* Start DATA ROWS *
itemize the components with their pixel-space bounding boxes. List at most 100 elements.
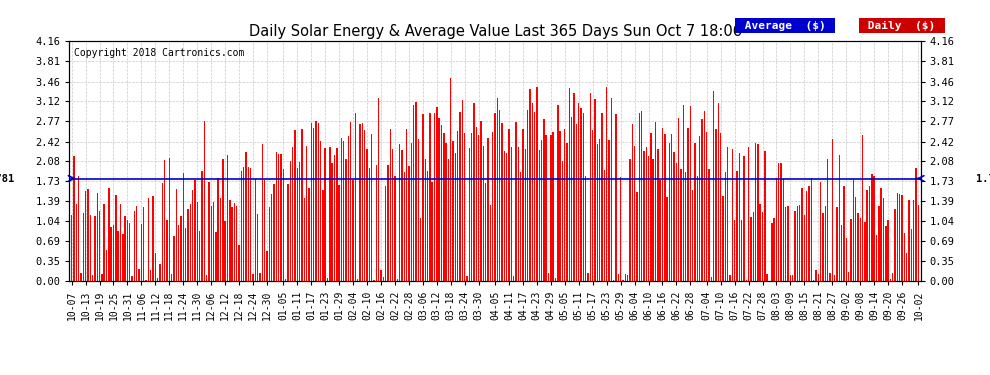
Bar xyxy=(550,135,551,281)
Bar xyxy=(832,139,833,281)
Bar xyxy=(492,132,493,281)
Bar xyxy=(794,211,796,281)
Bar xyxy=(339,185,340,281)
Bar xyxy=(268,207,270,281)
Bar xyxy=(673,152,675,281)
Bar xyxy=(918,205,919,281)
Bar xyxy=(308,188,310,281)
Bar xyxy=(813,280,815,281)
Bar xyxy=(401,150,403,281)
Bar xyxy=(430,113,431,281)
Text: 1.781: 1.781 xyxy=(976,174,990,183)
Bar xyxy=(604,170,605,281)
Bar xyxy=(287,183,289,281)
Bar xyxy=(171,274,172,281)
Bar xyxy=(845,238,847,281)
Bar xyxy=(843,186,844,281)
Bar xyxy=(916,168,917,281)
Bar xyxy=(799,205,801,281)
Bar xyxy=(106,250,107,281)
Bar xyxy=(862,135,863,281)
Bar xyxy=(406,129,407,281)
Bar xyxy=(499,110,500,281)
Bar xyxy=(82,213,84,281)
Bar xyxy=(392,148,393,281)
Bar xyxy=(857,213,858,281)
Bar xyxy=(371,134,372,281)
Bar xyxy=(461,100,463,281)
Bar xyxy=(250,168,251,281)
Bar xyxy=(869,186,870,281)
Bar xyxy=(101,274,103,281)
Bar xyxy=(425,159,426,281)
Bar xyxy=(254,179,256,281)
Bar xyxy=(148,198,149,281)
Bar xyxy=(494,113,496,281)
Bar xyxy=(513,276,515,281)
Bar xyxy=(625,274,626,281)
Bar xyxy=(687,128,689,281)
Bar xyxy=(180,216,181,281)
Bar xyxy=(743,156,744,281)
Bar xyxy=(680,169,682,281)
Bar xyxy=(723,196,724,281)
Bar xyxy=(701,119,703,281)
Bar xyxy=(590,93,591,281)
Bar xyxy=(232,207,233,281)
Bar xyxy=(557,105,558,281)
Bar xyxy=(246,152,247,281)
Bar xyxy=(852,178,854,281)
Bar xyxy=(447,159,449,281)
Bar xyxy=(483,146,484,281)
Bar xyxy=(473,103,475,281)
Bar xyxy=(352,180,353,281)
Bar xyxy=(213,202,214,281)
Text: 1.781: 1.781 xyxy=(0,174,14,183)
Bar xyxy=(399,144,400,281)
Bar xyxy=(143,207,145,281)
Bar xyxy=(108,188,110,281)
Bar xyxy=(368,168,370,281)
Bar xyxy=(157,278,158,281)
Bar xyxy=(547,273,549,281)
Bar xyxy=(225,220,226,281)
Bar xyxy=(847,273,849,281)
Bar xyxy=(146,280,147,281)
Bar xyxy=(645,147,646,281)
Bar xyxy=(837,207,838,281)
Bar xyxy=(752,212,754,281)
Bar xyxy=(418,139,419,281)
Bar xyxy=(776,178,777,281)
Bar xyxy=(659,180,661,281)
Bar xyxy=(818,274,819,281)
Bar xyxy=(855,196,856,281)
Bar xyxy=(641,111,643,281)
Bar xyxy=(518,147,519,281)
Bar xyxy=(468,148,470,281)
Bar xyxy=(737,171,738,281)
Bar xyxy=(375,165,377,281)
Bar xyxy=(527,110,529,281)
Text: Average  ($): Average ($) xyxy=(738,21,832,31)
Bar xyxy=(876,236,877,281)
Bar xyxy=(708,169,710,281)
Bar xyxy=(583,113,584,281)
Bar xyxy=(373,280,375,281)
Bar xyxy=(585,176,586,281)
Bar xyxy=(530,89,531,281)
Bar xyxy=(571,117,572,281)
Bar xyxy=(164,160,165,281)
Bar xyxy=(290,162,291,281)
Bar xyxy=(320,141,321,281)
Bar xyxy=(280,154,282,281)
Bar xyxy=(685,172,686,281)
Bar xyxy=(383,277,384,281)
Bar xyxy=(630,159,631,281)
Bar xyxy=(539,150,540,281)
Bar xyxy=(873,176,875,281)
Bar xyxy=(787,206,789,281)
Bar xyxy=(627,274,629,281)
Bar xyxy=(823,213,824,281)
Bar xyxy=(545,135,546,281)
Bar xyxy=(906,254,908,281)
* End DATA ROWS *
DIRECTIVE:
Return the lines of the rows above verbatim, beginning with the line that contains "Bar xyxy=(550,135,551,281)" and ending after the line that contains "Bar xyxy=(430,113,431,281)".

SOLUTION TO THIS EXERCISE:
Bar xyxy=(550,135,551,281)
Bar xyxy=(832,139,833,281)
Bar xyxy=(492,132,493,281)
Bar xyxy=(794,211,796,281)
Bar xyxy=(339,185,340,281)
Bar xyxy=(268,207,270,281)
Bar xyxy=(673,152,675,281)
Bar xyxy=(918,205,919,281)
Bar xyxy=(308,188,310,281)
Bar xyxy=(813,280,815,281)
Bar xyxy=(401,150,403,281)
Bar xyxy=(430,113,431,281)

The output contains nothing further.